Material to process:

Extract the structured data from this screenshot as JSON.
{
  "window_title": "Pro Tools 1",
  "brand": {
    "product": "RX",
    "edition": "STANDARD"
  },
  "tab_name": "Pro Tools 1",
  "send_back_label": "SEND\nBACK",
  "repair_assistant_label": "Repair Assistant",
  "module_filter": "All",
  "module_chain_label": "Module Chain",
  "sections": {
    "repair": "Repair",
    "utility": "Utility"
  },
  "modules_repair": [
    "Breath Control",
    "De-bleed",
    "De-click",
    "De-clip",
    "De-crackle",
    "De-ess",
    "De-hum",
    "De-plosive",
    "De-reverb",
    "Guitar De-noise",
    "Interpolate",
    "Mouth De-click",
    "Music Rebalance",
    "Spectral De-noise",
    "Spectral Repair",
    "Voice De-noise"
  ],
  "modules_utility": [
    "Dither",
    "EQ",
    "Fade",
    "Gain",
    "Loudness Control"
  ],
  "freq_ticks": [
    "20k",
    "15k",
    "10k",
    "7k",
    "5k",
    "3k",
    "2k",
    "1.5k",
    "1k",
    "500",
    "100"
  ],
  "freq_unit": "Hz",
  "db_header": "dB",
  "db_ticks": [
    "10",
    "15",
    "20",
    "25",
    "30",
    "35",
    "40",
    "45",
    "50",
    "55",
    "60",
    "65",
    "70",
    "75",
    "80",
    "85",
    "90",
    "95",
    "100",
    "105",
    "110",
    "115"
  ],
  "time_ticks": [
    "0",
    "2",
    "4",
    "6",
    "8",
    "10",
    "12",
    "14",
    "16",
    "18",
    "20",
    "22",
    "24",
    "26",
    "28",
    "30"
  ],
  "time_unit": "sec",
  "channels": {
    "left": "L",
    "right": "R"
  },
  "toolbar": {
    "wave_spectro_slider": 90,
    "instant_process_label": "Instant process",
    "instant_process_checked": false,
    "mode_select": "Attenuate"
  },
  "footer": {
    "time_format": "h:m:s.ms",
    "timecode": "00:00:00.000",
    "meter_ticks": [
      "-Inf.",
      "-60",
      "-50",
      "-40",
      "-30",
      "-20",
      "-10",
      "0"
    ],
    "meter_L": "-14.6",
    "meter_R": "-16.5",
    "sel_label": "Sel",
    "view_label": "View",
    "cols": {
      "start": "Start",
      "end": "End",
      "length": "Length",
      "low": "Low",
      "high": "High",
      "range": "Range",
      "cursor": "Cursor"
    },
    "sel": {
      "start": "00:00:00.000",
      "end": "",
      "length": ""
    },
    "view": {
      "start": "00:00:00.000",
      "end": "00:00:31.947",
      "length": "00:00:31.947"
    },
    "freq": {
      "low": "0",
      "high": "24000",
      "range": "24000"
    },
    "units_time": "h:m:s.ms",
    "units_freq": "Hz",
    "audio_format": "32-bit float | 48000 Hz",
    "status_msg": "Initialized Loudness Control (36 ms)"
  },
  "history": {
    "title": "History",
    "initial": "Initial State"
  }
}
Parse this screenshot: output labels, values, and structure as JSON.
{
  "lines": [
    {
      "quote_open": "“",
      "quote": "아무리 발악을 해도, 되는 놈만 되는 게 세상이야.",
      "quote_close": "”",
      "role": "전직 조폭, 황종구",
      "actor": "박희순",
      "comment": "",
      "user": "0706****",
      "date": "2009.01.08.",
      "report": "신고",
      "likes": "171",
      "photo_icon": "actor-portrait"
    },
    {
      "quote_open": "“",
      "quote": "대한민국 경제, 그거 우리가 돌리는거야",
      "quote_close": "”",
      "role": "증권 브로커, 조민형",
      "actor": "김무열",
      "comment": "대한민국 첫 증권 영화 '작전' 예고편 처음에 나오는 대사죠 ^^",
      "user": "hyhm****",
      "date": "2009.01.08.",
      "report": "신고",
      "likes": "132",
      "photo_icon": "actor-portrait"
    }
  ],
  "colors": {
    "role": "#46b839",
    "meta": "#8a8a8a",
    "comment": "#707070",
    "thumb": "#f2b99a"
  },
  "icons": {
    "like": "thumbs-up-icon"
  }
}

Aim: Say only how many lines in the records carry the word "JSON".

Task response: 2